Mais le plus gênant dans L’appel de la forêt vient du choix totalement absurde de remplacer la plupart des animaux présents à l’écran par des versions numériques. Par la grâce de la motion capture, ce sont des humains (issus du Cirque du Soleil) qui ont servi de référence pour les mouvements de Buck le chien. Si le résultat final peut apparaître globalement satisfaisant lorsqu’il s’agit de reproduire le pelage de l’animal, que dire de ce regard vide et totalement inexpressif que la pauvre bête arbore durant toute la projection. Malgré tous les efforts des créateurs, les CGI n’expriment tout simplement rien si ce n’est une froideur robotique qui confine au ridicule.
La beauté de la nature rendue artificielle par abus de CGI
Dès lors, L’appel de la forêt devient un véritable oxymore cinématographique. Les auteurs cherchent à signifier le retour à une nature sauvage en faisant incarner les animaux par des hommes (et donc des créatures numériques à l’écran), le tout au milieu de paysages qui n’ont plus rien de naturels tant l’écran ressemble à une démo de jeu vidéo. Alors que nos amis les chiens sont capables de réaliser des merveilles à l’aide du dressage, les exécutifs hollywoodiens ont donc opté pour cette numérisation absurde qui rend l’intégralité du film artificiel. Il est difficile dans ces conditions d’éprouver la moindre émotion pour ces animaux dont on n’oublie jamais le statut d’artefact numérique.

Un bloc de données:
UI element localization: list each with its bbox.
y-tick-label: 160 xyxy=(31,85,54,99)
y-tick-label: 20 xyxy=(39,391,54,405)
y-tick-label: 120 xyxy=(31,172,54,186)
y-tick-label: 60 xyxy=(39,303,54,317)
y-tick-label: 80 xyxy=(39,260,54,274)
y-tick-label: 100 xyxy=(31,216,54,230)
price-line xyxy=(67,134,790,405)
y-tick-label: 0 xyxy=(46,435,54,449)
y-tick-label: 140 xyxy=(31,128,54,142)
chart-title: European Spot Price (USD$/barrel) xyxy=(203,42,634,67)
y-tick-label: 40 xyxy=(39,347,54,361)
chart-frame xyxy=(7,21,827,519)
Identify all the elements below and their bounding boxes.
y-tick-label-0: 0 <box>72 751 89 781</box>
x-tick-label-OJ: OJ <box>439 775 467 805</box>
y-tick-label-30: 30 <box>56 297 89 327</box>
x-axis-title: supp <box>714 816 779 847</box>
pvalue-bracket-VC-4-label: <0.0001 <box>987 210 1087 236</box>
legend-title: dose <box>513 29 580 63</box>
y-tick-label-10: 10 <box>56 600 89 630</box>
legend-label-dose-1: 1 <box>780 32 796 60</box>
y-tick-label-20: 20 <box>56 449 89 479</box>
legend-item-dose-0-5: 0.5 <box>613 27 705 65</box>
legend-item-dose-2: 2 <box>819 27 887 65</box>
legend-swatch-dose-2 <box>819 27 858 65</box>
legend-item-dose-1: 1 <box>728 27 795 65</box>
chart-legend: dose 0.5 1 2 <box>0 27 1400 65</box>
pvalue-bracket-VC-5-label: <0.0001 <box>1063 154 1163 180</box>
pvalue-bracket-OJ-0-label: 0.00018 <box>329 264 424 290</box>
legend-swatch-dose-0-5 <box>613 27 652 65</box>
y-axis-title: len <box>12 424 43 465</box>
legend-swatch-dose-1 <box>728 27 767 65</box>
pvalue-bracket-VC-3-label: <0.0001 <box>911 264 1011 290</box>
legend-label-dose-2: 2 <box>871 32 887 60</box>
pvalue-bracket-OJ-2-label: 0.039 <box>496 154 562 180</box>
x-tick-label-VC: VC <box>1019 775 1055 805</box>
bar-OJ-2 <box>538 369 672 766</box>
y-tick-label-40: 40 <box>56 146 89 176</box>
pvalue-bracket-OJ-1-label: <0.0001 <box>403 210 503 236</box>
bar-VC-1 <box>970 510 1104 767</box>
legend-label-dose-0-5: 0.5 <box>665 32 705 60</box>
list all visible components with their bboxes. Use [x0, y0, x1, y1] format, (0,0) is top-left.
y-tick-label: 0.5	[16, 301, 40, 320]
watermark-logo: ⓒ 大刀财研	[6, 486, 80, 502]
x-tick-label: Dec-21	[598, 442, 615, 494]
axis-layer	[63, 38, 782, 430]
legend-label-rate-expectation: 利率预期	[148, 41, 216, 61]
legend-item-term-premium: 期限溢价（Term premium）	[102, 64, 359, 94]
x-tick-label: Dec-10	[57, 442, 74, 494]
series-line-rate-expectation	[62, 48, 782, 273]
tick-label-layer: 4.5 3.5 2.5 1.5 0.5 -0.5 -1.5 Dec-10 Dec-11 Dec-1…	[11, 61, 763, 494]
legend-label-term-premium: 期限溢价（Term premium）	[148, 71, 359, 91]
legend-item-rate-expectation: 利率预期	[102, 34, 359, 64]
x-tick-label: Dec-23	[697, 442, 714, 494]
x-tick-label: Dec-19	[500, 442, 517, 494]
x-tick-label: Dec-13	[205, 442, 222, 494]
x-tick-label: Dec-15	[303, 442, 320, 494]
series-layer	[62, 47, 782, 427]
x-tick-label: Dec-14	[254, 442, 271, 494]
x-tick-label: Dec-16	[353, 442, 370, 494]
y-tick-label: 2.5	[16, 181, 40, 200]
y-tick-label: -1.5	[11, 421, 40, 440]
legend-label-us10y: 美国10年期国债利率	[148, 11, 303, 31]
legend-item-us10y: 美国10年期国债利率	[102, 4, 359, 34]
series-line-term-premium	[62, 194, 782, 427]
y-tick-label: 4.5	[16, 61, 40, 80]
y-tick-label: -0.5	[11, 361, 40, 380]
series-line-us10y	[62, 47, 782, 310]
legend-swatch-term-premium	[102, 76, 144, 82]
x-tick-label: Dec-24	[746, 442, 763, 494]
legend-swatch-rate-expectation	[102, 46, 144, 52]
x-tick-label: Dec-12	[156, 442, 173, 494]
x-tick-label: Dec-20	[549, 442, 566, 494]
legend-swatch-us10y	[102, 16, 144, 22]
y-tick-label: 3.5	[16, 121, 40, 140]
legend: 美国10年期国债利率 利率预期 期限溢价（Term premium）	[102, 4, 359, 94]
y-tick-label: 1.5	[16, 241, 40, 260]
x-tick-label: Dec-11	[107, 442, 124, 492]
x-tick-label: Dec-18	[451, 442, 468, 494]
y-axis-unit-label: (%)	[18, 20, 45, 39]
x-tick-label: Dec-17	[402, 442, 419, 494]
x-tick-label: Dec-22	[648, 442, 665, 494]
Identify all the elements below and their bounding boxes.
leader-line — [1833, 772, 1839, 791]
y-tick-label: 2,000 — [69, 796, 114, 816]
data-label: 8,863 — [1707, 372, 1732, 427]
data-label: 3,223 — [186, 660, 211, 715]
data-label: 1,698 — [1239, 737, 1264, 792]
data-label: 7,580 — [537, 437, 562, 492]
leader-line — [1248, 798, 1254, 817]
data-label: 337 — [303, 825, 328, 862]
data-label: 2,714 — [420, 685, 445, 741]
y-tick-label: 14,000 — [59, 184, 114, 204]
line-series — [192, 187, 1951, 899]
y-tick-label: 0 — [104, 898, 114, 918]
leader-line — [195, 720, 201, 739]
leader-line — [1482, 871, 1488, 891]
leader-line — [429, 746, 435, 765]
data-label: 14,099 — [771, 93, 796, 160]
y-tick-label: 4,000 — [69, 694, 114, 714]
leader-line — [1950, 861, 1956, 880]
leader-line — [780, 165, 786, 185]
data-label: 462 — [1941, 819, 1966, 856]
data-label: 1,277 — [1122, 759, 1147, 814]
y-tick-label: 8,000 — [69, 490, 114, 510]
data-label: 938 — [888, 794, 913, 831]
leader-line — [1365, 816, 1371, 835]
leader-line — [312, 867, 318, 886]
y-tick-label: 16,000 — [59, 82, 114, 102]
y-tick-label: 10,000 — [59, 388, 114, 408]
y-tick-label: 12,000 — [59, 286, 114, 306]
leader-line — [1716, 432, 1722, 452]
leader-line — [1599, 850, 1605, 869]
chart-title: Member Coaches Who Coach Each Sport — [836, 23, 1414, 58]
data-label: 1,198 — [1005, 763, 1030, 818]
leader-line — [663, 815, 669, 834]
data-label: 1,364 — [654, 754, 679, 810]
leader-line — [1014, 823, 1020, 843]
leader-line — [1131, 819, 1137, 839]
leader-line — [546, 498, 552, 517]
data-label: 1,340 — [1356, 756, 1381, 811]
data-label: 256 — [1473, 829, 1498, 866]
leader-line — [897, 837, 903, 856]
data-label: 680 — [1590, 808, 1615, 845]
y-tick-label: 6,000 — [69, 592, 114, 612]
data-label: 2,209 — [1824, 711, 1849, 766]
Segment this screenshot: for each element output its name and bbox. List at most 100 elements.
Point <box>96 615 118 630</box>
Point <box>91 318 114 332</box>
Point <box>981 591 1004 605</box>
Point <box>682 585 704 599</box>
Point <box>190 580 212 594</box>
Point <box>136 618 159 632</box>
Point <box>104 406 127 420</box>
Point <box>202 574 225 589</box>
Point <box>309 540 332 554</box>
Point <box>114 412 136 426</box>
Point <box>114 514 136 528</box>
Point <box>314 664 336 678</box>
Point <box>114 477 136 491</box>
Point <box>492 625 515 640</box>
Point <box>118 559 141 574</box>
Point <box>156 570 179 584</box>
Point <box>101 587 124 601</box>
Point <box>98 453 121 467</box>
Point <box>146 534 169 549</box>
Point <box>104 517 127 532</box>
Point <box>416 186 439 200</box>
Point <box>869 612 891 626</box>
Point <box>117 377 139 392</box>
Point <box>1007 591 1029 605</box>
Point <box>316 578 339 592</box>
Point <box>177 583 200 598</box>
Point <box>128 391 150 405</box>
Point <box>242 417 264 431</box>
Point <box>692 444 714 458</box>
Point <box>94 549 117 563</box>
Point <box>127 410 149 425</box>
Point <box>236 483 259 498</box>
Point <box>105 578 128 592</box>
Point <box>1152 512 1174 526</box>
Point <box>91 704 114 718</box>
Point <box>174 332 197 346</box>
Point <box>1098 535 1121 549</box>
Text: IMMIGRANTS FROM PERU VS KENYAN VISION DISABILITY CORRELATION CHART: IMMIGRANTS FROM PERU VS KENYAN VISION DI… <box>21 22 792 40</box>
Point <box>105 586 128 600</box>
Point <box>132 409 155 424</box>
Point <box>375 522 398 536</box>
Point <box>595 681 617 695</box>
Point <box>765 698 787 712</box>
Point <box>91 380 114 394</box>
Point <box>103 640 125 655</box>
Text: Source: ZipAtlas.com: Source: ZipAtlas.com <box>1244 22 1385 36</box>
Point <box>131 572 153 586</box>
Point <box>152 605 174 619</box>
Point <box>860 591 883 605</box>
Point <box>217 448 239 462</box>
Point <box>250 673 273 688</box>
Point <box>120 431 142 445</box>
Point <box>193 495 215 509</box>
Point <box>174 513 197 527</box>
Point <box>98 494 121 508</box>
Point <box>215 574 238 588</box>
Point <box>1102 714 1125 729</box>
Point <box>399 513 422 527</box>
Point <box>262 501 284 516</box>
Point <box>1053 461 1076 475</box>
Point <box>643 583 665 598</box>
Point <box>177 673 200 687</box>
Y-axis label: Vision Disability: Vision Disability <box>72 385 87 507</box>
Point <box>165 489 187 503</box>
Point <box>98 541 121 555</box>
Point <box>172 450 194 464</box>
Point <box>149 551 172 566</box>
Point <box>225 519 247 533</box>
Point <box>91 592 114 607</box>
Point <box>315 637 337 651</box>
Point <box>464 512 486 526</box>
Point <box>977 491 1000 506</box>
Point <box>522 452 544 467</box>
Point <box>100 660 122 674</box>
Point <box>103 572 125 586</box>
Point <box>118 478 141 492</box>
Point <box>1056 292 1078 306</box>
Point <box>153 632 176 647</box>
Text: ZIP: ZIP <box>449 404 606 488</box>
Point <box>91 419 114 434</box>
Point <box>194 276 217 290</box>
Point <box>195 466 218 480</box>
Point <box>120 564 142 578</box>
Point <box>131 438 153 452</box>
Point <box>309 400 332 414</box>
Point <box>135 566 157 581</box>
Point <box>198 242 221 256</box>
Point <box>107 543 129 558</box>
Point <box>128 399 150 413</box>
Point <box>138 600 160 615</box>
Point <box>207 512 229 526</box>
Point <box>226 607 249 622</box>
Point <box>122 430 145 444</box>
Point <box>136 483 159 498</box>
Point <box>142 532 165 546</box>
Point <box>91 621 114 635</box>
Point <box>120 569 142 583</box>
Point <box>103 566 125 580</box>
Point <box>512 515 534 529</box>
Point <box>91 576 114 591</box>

**ÉNONCÉ DU PROBLÈME 1**
Présente sous forme de liste numérotée, sans les lignes vides, la partie des enregistrements qui s'ouvre au début de ceux-ci et se ferme sur la ligne contenant "legend-item-dose-0-5: 0.5 <box>613", cette ligne comprise.
**ÉNONCÉ DU PROBLÈME 2**
Poursuis, s'il te plaît, le texte sur le film L’appel de la forêt après sa dernière phrase.

**RÉSULTAT OBTENU 1**
1. UI element localization: list each with its bbox.
2. y-tick-label: 160 xyxy=(31,85,54,99)
3. y-tick-label: 20 xyxy=(39,391,54,405)
4. y-tick-label: 120 xyxy=(31,172,54,186)
5. y-tick-label: 60 xyxy=(39,303,54,317)
6. y-tick-label: 80 xyxy=(39,260,54,274)
7. y-tick-label: 100 xyxy=(31,216,54,230)
8. price-line xyxy=(67,134,790,405)
9. y-tick-label: 0 xyxy=(46,435,54,449)
10. y-tick-label: 140 xyxy=(31,128,54,142)
11. chart-title: European Spot Price (USD$/barrel) xyxy=(203,42,634,67)
12. y-tick-label: 40 xyxy=(39,347,54,361)
13. chart-frame xyxy=(7,21,827,519)
14. Identify all the elements below and their bounding boxes.
15. y-tick-label-0: 0 <box>72 751 89 781</box>
16. x-tick-label-OJ: OJ <box>439 775 467 805</box>
17. y-tick-label-30: 30 <box>56 297 89 327</box>
18. x-axis-title: supp <box>714 816 779 847</box>
19. pvalue-bracket-VC-4-label: <0.0001 <box>987 210 1087 236</box>
20. legend-title: dose <box>513 29 580 63</box>
21. y-tick-label-10: 10 <box>56 600 89 630</box>
22. legend-label-dose-1: 1 <box>780 32 796 60</box>
23. y-tick-label-20: 20 <box>56 449 89 479</box>
24. legend-item-dose-0-5: 0.5 <box>613 27 705 65</box>

**RÉSULTAT OBTENU 2**
C’est d’autant plus dommage que certaines idées s’avèrent séduisantes et que les acteurs qui ont été conviés à ce grand festin numérique sont plutôt bons. Si Omar Sy ne force pas son talent en incarnant un Québécois souriant, on peut trouver très juste l’interprétation d’Harrison Ford en vieux briscard qui fuit la mort prématurée de son enfant dans les paysages enneigés du Grand Nord. Alors que les grandes lignes du roman sont respectées, on notera que la dernière partie a été fortement édulcorée pour tendre vers le spectacle familial inoffensif. Un choix commercial compréhensible, même si irritant pour les adultes que nous sommes.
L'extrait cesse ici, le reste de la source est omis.